Problem description -
Omit any picture, and return the remaining data exactly as written.

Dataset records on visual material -
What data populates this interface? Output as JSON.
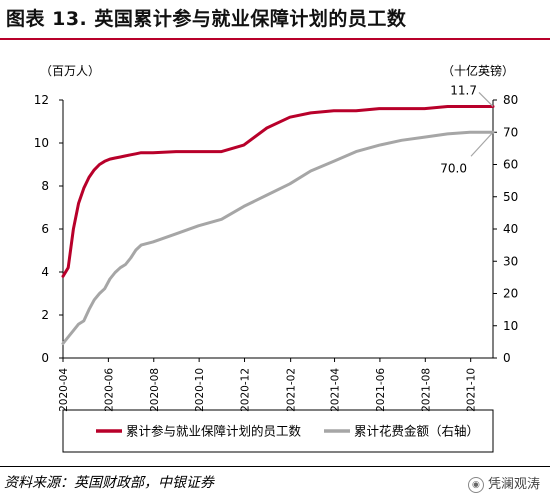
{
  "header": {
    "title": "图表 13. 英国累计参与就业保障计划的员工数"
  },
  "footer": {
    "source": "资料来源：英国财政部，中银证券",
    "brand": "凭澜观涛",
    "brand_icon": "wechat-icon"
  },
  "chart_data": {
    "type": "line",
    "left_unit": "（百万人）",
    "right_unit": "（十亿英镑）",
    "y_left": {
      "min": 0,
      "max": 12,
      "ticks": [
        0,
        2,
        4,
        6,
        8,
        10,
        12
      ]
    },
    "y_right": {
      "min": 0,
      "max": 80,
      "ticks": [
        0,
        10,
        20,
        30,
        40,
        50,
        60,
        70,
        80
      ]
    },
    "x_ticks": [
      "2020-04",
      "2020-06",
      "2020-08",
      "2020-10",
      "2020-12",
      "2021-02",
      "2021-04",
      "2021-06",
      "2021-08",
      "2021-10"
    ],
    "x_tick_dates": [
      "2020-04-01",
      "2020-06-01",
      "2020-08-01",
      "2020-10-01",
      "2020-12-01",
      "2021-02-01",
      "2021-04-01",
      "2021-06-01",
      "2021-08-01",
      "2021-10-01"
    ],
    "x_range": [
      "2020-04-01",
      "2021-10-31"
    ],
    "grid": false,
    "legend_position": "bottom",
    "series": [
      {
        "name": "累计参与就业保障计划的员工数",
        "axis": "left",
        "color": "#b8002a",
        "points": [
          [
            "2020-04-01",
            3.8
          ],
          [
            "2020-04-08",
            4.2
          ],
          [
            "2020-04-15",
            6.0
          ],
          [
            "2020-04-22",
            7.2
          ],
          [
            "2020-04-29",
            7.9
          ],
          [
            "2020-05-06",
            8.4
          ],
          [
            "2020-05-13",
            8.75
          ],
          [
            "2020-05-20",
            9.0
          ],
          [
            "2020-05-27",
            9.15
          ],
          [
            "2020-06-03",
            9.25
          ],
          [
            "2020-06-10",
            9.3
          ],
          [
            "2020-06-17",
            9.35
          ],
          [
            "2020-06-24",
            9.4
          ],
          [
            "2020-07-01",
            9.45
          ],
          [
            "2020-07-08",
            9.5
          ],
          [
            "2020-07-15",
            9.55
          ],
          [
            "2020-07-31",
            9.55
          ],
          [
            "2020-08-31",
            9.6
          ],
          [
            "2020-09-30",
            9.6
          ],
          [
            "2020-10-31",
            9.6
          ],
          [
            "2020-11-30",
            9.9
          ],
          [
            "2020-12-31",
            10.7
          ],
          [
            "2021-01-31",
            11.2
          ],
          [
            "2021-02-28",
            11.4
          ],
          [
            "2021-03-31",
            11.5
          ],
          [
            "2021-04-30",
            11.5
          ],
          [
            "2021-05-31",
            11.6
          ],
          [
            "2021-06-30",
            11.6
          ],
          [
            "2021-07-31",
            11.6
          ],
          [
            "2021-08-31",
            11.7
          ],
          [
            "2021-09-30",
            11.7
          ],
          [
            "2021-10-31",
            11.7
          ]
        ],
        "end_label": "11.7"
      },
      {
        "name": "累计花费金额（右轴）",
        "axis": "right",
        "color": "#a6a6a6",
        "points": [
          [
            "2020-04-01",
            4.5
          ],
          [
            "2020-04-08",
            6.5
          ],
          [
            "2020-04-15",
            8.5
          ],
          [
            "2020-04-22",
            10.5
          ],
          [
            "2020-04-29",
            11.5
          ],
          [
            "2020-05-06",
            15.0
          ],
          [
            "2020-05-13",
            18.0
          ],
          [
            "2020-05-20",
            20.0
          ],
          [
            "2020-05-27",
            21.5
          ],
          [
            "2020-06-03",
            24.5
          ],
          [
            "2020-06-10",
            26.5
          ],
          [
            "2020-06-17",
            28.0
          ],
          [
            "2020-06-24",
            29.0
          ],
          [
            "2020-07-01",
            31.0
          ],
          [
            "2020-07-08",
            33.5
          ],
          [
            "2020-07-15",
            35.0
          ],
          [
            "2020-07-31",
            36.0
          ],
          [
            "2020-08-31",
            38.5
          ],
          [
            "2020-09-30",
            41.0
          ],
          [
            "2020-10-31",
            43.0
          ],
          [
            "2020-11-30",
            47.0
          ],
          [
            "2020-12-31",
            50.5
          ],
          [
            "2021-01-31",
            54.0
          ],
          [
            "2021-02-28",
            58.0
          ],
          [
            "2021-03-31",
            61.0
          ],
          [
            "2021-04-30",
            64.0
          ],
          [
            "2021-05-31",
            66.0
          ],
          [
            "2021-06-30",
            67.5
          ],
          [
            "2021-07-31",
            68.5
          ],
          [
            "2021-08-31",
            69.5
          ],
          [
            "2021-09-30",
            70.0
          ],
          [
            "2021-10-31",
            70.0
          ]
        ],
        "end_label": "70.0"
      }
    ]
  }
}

Final answer -
What data populates this interface? Output as JSON.
{
  "header": {
    "title": "图表 13. 英国累计参与就业保障计划的员工数"
  },
  "footer": {
    "source": "资料来源：英国财政部，中银证券",
    "brand": "凭澜观涛",
    "brand_icon": "wechat-icon"
  },
  "chart_data": {
    "type": "line",
    "left_unit": "（百万人）",
    "right_unit": "（十亿英镑）",
    "y_left": {
      "min": 0,
      "max": 12,
      "ticks": [
        0,
        2,
        4,
        6,
        8,
        10,
        12
      ]
    },
    "y_right": {
      "min": 0,
      "max": 80,
      "ticks": [
        0,
        10,
        20,
        30,
        40,
        50,
        60,
        70,
        80
      ]
    },
    "x_ticks": [
      "2020-04",
      "2020-06",
      "2020-08",
      "2020-10",
      "2020-12",
      "2021-02",
      "2021-04",
      "2021-06",
      "2021-08",
      "2021-10"
    ],
    "x_tick_dates": [
      "2020-04-01",
      "2020-06-01",
      "2020-08-01",
      "2020-10-01",
      "2020-12-01",
      "2021-02-01",
      "2021-04-01",
      "2021-06-01",
      "2021-08-01",
      "2021-10-01"
    ],
    "x_range": [
      "2020-04-01",
      "2021-10-31"
    ],
    "grid": false,
    "legend_position": "bottom",
    "series": [
      {
        "name": "累计参与就业保障计划的员工数",
        "axis": "left",
        "color": "#b8002a",
        "points": [
          [
            "2020-04-01",
            3.8
          ],
          [
            "2020-04-08",
            4.2
          ],
          [
            "2020-04-15",
            6.0
          ],
          [
            "2020-04-22",
            7.2
          ],
          [
            "2020-04-29",
            7.9
          ],
          [
            "2020-05-06",
            8.4
          ],
          [
            "2020-05-13",
            8.75
          ],
          [
            "2020-05-20",
            9.0
          ],
          [
            "2020-05-27",
            9.15
          ],
          [
            "2020-06-03",
            9.25
          ],
          [
            "2020-06-10",
            9.3
          ],
          [
            "2020-06-17",
            9.35
          ],
          [
            "2020-06-24",
            9.4
          ],
          [
            "2020-07-01",
            9.45
          ],
          [
            "2020-07-08",
            9.5
          ],
          [
            "2020-07-15",
            9.55
          ],
          [
            "2020-07-31",
            9.55
          ],
          [
            "2020-08-31",
            9.6
          ],
          [
            "2020-09-30",
            9.6
          ],
          [
            "2020-10-31",
            9.6
          ],
          [
            "2020-11-30",
            9.9
          ],
          [
            "2020-12-31",
            10.7
          ],
          [
            "2021-01-31",
            11.2
          ],
          [
            "2021-02-28",
            11.4
          ],
          [
            "2021-03-31",
            11.5
          ],
          [
            "2021-04-30",
            11.5
          ],
          [
            "2021-05-31",
            11.6
          ],
          [
            "2021-06-30",
            11.6
          ],
          [
            "2021-07-31",
            11.6
          ],
          [
            "2021-08-31",
            11.7
          ],
          [
            "2021-09-30",
            11.7
          ],
          [
            "2021-10-31",
            11.7
          ]
        ],
        "end_label": "11.7"
      },
      {
        "name": "累计花费金额（右轴）",
        "axis": "right",
        "color": "#a6a6a6",
        "points": [
          [
            "2020-04-01",
            4.5
          ],
          [
            "2020-04-08",
            6.5
          ],
          [
            "2020-04-15",
            8.5
          ],
          [
            "2020-04-22",
            10.5
          ],
          [
            "2020-04-29",
            11.5
          ],
          [
            "2020-05-06",
            15.0
          ],
          [
            "2020-05-13",
            18.0
          ],
          [
            "2020-05-20",
            20.0
          ],
          [
            "2020-05-27",
            21.5
          ],
          [
            "2020-06-03",
            24.5
          ],
          [
            "2020-06-10",
            26.5
          ],
          [
            "2020-06-17",
            28.0
          ],
          [
            "2020-06-24",
            29.0
          ],
          [
            "2020-07-01",
            31.0
          ],
          [
            "2020-07-08",
            33.5
          ],
          [
            "2020-07-15",
            35.0
          ],
          [
            "2020-07-31",
            36.0
          ],
          [
            "2020-08-31",
            38.5
          ],
          [
            "2020-09-30",
            41.0
          ],
          [
            "2020-10-31",
            43.0
          ],
          [
            "2020-11-30",
            47.0
          ],
          [
            "2020-12-31",
            50.5
          ],
          [
            "2021-01-31",
            54.0
          ],
          [
            "2021-02-28",
            58.0
          ],
          [
            "2021-03-31",
            61.0
          ],
          [
            "2021-04-30",
            64.0
          ],
          [
            "2021-05-31",
            66.0
          ],
          [
            "2021-06-30",
            67.5
          ],
          [
            "2021-07-31",
            68.5
          ],
          [
            "2021-08-31",
            69.5
          ],
          [
            "2021-09-30",
            70.0
          ],
          [
            "2021-10-31",
            70.0
          ]
        ],
        "end_label": "70.0"
      }
    ]
  }
}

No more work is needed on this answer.